■ TASK ■
Quote all of the data that follows exactly as written, skipping the images.

■ MATERIAL PROVIDED ■
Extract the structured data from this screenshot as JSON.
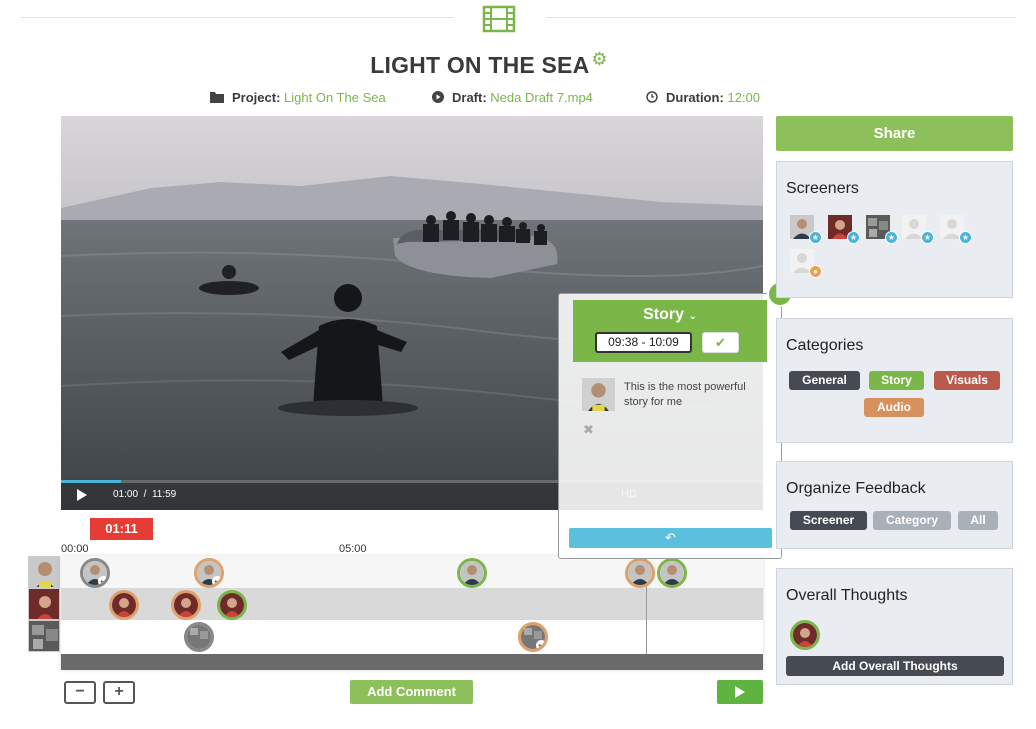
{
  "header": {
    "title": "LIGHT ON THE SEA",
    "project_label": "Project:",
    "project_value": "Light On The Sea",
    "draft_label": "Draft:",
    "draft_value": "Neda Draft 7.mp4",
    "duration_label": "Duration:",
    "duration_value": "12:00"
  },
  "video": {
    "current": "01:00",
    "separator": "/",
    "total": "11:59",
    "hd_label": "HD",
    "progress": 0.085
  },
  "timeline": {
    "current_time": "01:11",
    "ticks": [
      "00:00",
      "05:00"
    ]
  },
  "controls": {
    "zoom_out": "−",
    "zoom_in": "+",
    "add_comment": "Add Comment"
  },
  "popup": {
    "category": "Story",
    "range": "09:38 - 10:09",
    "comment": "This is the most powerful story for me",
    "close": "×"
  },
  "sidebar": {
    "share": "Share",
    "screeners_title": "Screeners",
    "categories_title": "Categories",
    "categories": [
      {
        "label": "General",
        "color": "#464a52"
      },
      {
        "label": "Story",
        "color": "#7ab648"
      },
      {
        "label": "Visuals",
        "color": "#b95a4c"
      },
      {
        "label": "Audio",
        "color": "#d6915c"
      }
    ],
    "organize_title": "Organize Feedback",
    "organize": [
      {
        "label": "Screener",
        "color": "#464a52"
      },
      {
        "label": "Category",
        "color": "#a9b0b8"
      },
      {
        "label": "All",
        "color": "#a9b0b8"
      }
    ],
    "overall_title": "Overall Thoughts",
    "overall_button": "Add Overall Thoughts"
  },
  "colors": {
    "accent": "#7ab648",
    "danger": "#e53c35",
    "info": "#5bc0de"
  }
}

■ RIGHT ANSWER ■
Extract the structured data from this screenshot as JSON.
{
  "header": {
    "title": "LIGHT ON THE SEA",
    "project_label": "Project:",
    "project_value": "Light On The Sea",
    "draft_label": "Draft:",
    "draft_value": "Neda Draft 7.mp4",
    "duration_label": "Duration:",
    "duration_value": "12:00"
  },
  "video": {
    "current": "01:00",
    "separator": "/",
    "total": "11:59",
    "hd_label": "HD",
    "progress": 0.085
  },
  "timeline": {
    "current_time": "01:11",
    "ticks": [
      "00:00",
      "05:00"
    ]
  },
  "controls": {
    "zoom_out": "−",
    "zoom_in": "+",
    "add_comment": "Add Comment"
  },
  "popup": {
    "category": "Story",
    "range": "09:38 - 10:09",
    "comment": "This is the most powerful story for me",
    "close": "×"
  },
  "sidebar": {
    "share": "Share",
    "screeners_title": "Screeners",
    "categories_title": "Categories",
    "categories": [
      {
        "label": "General",
        "color": "#464a52"
      },
      {
        "label": "Story",
        "color": "#7ab648"
      },
      {
        "label": "Visuals",
        "color": "#b95a4c"
      },
      {
        "label": "Audio",
        "color": "#d6915c"
      }
    ],
    "organize_title": "Organize Feedback",
    "organize": [
      {
        "label": "Screener",
        "color": "#464a52"
      },
      {
        "label": "Category",
        "color": "#a9b0b8"
      },
      {
        "label": "All",
        "color": "#a9b0b8"
      }
    ],
    "overall_title": "Overall Thoughts",
    "overall_button": "Add Overall Thoughts"
  },
  "colors": {
    "accent": "#7ab648",
    "danger": "#e53c35",
    "info": "#5bc0de"
  }
}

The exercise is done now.